▶ [To be done]: Find the lines of data that contain the string "Point", then list them.

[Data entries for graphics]
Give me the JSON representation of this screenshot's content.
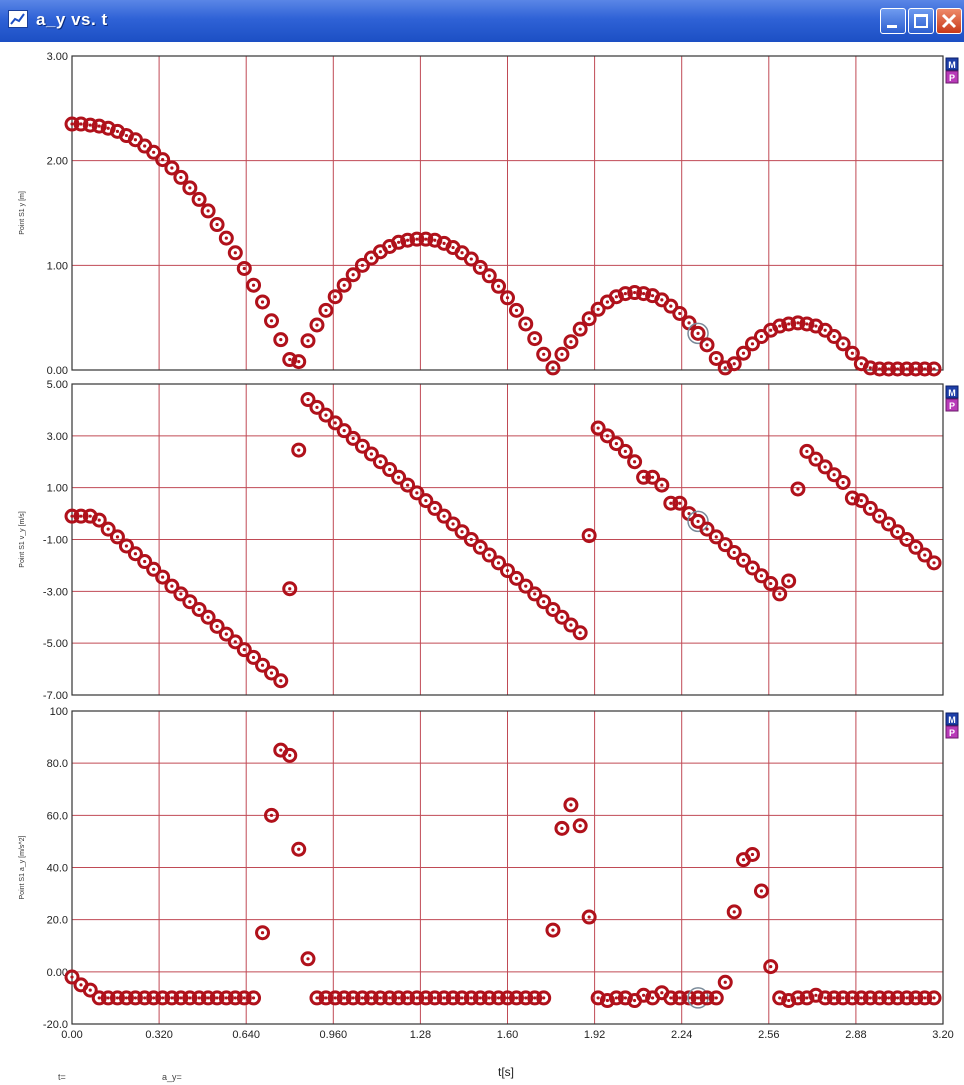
{
  "window": {
    "title": "a_y vs. t",
    "title_color": "#2f62d6"
  },
  "colors": {
    "grid": "#c04a55",
    "marker": "#b0111b",
    "marker_center": "#ffffff",
    "selected_ring": "#7a8a99"
  },
  "icons": {
    "window": "graph-window-icon",
    "minimize": "minimize-icon",
    "maximize": "maximize-icon",
    "close": "close-icon"
  },
  "panel_buttons": {
    "m_label": "M",
    "p_label": "P"
  },
  "status_bar": {
    "t_label": "t=",
    "ay_label": "a_y="
  },
  "chart_data": [
    {
      "type": "scatter",
      "title": "",
      "xlabel": "",
      "ylabel": "Point S1 y [m]",
      "xlim": [
        0,
        3.2
      ],
      "ylim": [
        0,
        3
      ],
      "yticks": [
        0,
        1,
        2,
        3
      ],
      "ytick_labels": [
        "0.00",
        "1.00",
        "2.00",
        "3.00"
      ],
      "xticks": [
        0,
        0.32,
        0.64,
        0.96,
        1.28,
        1.6,
        1.92,
        2.24,
        2.56,
        2.88,
        3.2
      ],
      "grid": true,
      "selected_index": 69,
      "series": [
        {
          "x": [
            0.0,
            0.033,
            0.067,
            0.1,
            0.133,
            0.167,
            0.2,
            0.233,
            0.267,
            0.3,
            0.333,
            0.367,
            0.4,
            0.433,
            0.467,
            0.5,
            0.533,
            0.567,
            0.6,
            0.633,
            0.667,
            0.7,
            0.733,
            0.767,
            0.8,
            0.833,
            0.867,
            0.9,
            0.933,
            0.967,
            1.0,
            1.033,
            1.067,
            1.1,
            1.133,
            1.167,
            1.2,
            1.233,
            1.267,
            1.3,
            1.333,
            1.367,
            1.4,
            1.433,
            1.467,
            1.5,
            1.533,
            1.567,
            1.6,
            1.633,
            1.667,
            1.7,
            1.733,
            1.767,
            1.8,
            1.833,
            1.867,
            1.9,
            1.933,
            1.967,
            2.0,
            2.033,
            2.067,
            2.1,
            2.133,
            2.167,
            2.2,
            2.233,
            2.267,
            2.3,
            2.333,
            2.367,
            2.4,
            2.433,
            2.467,
            2.5,
            2.533,
            2.567,
            2.6,
            2.633,
            2.667,
            2.7,
            2.733,
            2.767,
            2.8,
            2.833,
            2.867,
            2.9,
            2.933,
            2.967,
            3.0,
            3.033,
            3.067,
            3.1,
            3.133,
            3.167
          ],
          "y": [
            2.35,
            2.35,
            2.34,
            2.33,
            2.31,
            2.28,
            2.24,
            2.2,
            2.14,
            2.08,
            2.01,
            1.93,
            1.84,
            1.74,
            1.63,
            1.52,
            1.39,
            1.26,
            1.12,
            0.97,
            0.81,
            0.65,
            0.47,
            0.29,
            0.1,
            0.08,
            0.28,
            0.43,
            0.57,
            0.7,
            0.81,
            0.91,
            1.0,
            1.07,
            1.13,
            1.18,
            1.22,
            1.24,
            1.25,
            1.25,
            1.24,
            1.21,
            1.17,
            1.12,
            1.06,
            0.98,
            0.9,
            0.8,
            0.69,
            0.57,
            0.44,
            0.3,
            0.15,
            0.02,
            0.15,
            0.27,
            0.39,
            0.49,
            0.58,
            0.65,
            0.7,
            0.73,
            0.74,
            0.73,
            0.71,
            0.67,
            0.61,
            0.54,
            0.45,
            0.35,
            0.24,
            0.11,
            0.02,
            0.06,
            0.16,
            0.25,
            0.32,
            0.38,
            0.42,
            0.44,
            0.45,
            0.44,
            0.42,
            0.38,
            0.32,
            0.25,
            0.16,
            0.06,
            0.02,
            0.01,
            0.01,
            0.01,
            0.01,
            0.01,
            0.01,
            0.01
          ]
        }
      ]
    },
    {
      "type": "scatter",
      "title": "",
      "xlabel": "",
      "ylabel": "Point S1 v_y [m/s]",
      "xlim": [
        0,
        3.2
      ],
      "ylim": [
        -7,
        5
      ],
      "yticks": [
        -7,
        -5,
        -3,
        -1,
        1,
        3,
        5
      ],
      "ytick_labels": [
        "-7.00",
        "-5.00",
        "-3.00",
        "-1.00",
        "1.00",
        "3.00",
        "5.00"
      ],
      "xticks": [
        0,
        0.32,
        0.64,
        0.96,
        1.28,
        1.6,
        1.92,
        2.24,
        2.56,
        2.88,
        3.2
      ],
      "grid": true,
      "selected_index": 69,
      "series": [
        {
          "x": [
            0.0,
            0.033,
            0.067,
            0.1,
            0.133,
            0.167,
            0.2,
            0.233,
            0.267,
            0.3,
            0.333,
            0.367,
            0.4,
            0.433,
            0.467,
            0.5,
            0.533,
            0.567,
            0.6,
            0.633,
            0.667,
            0.7,
            0.733,
            0.767,
            0.8,
            0.833,
            0.867,
            0.9,
            0.933,
            0.967,
            1.0,
            1.033,
            1.067,
            1.1,
            1.133,
            1.167,
            1.2,
            1.233,
            1.267,
            1.3,
            1.333,
            1.367,
            1.4,
            1.433,
            1.467,
            1.5,
            1.533,
            1.567,
            1.6,
            1.633,
            1.667,
            1.7,
            1.733,
            1.767,
            1.8,
            1.833,
            1.867,
            1.9,
            1.933,
            1.967,
            2.0,
            2.033,
            2.067,
            2.1,
            2.133,
            2.167,
            2.2,
            2.233,
            2.267,
            2.3,
            2.333,
            2.367,
            2.4,
            2.433,
            2.467,
            2.5,
            2.533,
            2.567,
            2.6,
            2.633,
            2.667,
            2.7,
            2.733,
            2.767,
            2.8,
            2.833,
            2.867,
            2.9,
            2.933,
            2.967,
            3.0,
            3.033,
            3.067,
            3.1,
            3.133,
            3.167
          ],
          "y": [
            -0.1,
            -0.1,
            -0.1,
            -0.25,
            -0.6,
            -0.9,
            -1.25,
            -1.55,
            -1.85,
            -2.15,
            -2.45,
            -2.8,
            -3.1,
            -3.4,
            -3.7,
            -4.0,
            -4.35,
            -4.65,
            -4.95,
            -5.25,
            -5.55,
            -5.85,
            -6.15,
            -6.45,
            -2.9,
            2.45,
            4.4,
            4.1,
            3.8,
            3.5,
            3.2,
            2.9,
            2.6,
            2.3,
            2.0,
            1.7,
            1.4,
            1.1,
            0.8,
            0.5,
            0.2,
            -0.1,
            -0.4,
            -0.7,
            -1.0,
            -1.3,
            -1.6,
            -1.9,
            -2.2,
            -2.5,
            -2.8,
            -3.1,
            -3.4,
            -3.7,
            -4.0,
            -4.3,
            -4.6,
            -0.85,
            3.3,
            3.0,
            2.7,
            2.4,
            2.0,
            1.4,
            1.4,
            1.1,
            0.4,
            0.4,
            0.0,
            -0.3,
            -0.6,
            -0.9,
            -1.2,
            -1.5,
            -1.8,
            -2.1,
            -2.4,
            -2.7,
            -3.1,
            -2.6,
            0.95,
            2.4,
            2.1,
            1.8,
            1.5,
            1.2,
            0.6,
            0.5,
            0.2,
            -0.1,
            -0.4,
            -0.7,
            -1.0,
            -1.3,
            -1.6,
            -1.9
          ]
        }
      ]
    },
    {
      "type": "scatter",
      "title": "",
      "xlabel": "t[s]",
      "ylabel": "Point S1 a_y [m/s^2]",
      "xlim": [
        0,
        3.2
      ],
      "ylim": [
        -20,
        100
      ],
      "yticks": [
        -20,
        0,
        20,
        40,
        60,
        80,
        100
      ],
      "ytick_labels": [
        "-20.0",
        "0.00",
        "20.0",
        "40.0",
        "60.0",
        "80.0",
        "100"
      ],
      "xticks": [
        0,
        0.32,
        0.64,
        0.96,
        1.28,
        1.6,
        1.92,
        2.24,
        2.56,
        2.88,
        3.2
      ],
      "xtick_labels": [
        "0.00",
        "0.320",
        "0.640",
        "0.960",
        "1.28",
        "1.60",
        "1.92",
        "2.24",
        "2.56",
        "2.88",
        "3.20"
      ],
      "grid": true,
      "selected_index": 69,
      "series": [
        {
          "x": [
            0.0,
            0.033,
            0.067,
            0.1,
            0.133,
            0.167,
            0.2,
            0.233,
            0.267,
            0.3,
            0.333,
            0.367,
            0.4,
            0.433,
            0.467,
            0.5,
            0.533,
            0.567,
            0.6,
            0.633,
            0.667,
            0.7,
            0.733,
            0.767,
            0.8,
            0.833,
            0.867,
            0.9,
            0.933,
            0.967,
            1.0,
            1.033,
            1.067,
            1.1,
            1.133,
            1.167,
            1.2,
            1.233,
            1.267,
            1.3,
            1.333,
            1.367,
            1.4,
            1.433,
            1.467,
            1.5,
            1.533,
            1.567,
            1.6,
            1.633,
            1.667,
            1.7,
            1.733,
            1.767,
            1.8,
            1.833,
            1.867,
            1.9,
            1.933,
            1.967,
            2.0,
            2.033,
            2.067,
            2.1,
            2.133,
            2.167,
            2.2,
            2.233,
            2.267,
            2.3,
            2.333,
            2.367,
            2.4,
            2.433,
            2.467,
            2.5,
            2.533,
            2.567,
            2.6,
            2.633,
            2.667,
            2.7,
            2.733,
            2.767,
            2.8,
            2.833,
            2.867,
            2.9,
            2.933,
            2.967,
            3.0,
            3.033,
            3.067,
            3.1,
            3.133,
            3.167
          ],
          "y": [
            -2,
            -5,
            -7,
            -10,
            -10,
            -10,
            -10,
            -10,
            -10,
            -10,
            -10,
            -10,
            -10,
            -10,
            -10,
            -10,
            -10,
            -10,
            -10,
            -10,
            -10,
            15,
            60,
            85,
            83,
            47,
            5,
            -10,
            -10,
            -10,
            -10,
            -10,
            -10,
            -10,
            -10,
            -10,
            -10,
            -10,
            -10,
            -10,
            -10,
            -10,
            -10,
            -10,
            -10,
            -10,
            -10,
            -10,
            -10,
            -10,
            -10,
            -10,
            -10,
            16,
            55,
            64,
            56,
            21,
            -10,
            -11,
            -10,
            -10,
            -11,
            -9,
            -10,
            -8,
            -10,
            -10,
            -10,
            -10,
            -10,
            -10,
            -4,
            23,
            43,
            45,
            31,
            2,
            -10,
            -11,
            -10,
            -10,
            -9,
            -10,
            -10,
            -10,
            -10,
            -10,
            -10,
            -10,
            -10,
            -10,
            -10,
            -10,
            -10,
            -10
          ]
        }
      ]
    }
  ]
}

▶ [Final result]:
      "ylabel": "Point S1 y [m]",
      "ylabel": "Point S1 v_y [m/s]",
      "ylabel": "Point S1 a_y [m/s^2]",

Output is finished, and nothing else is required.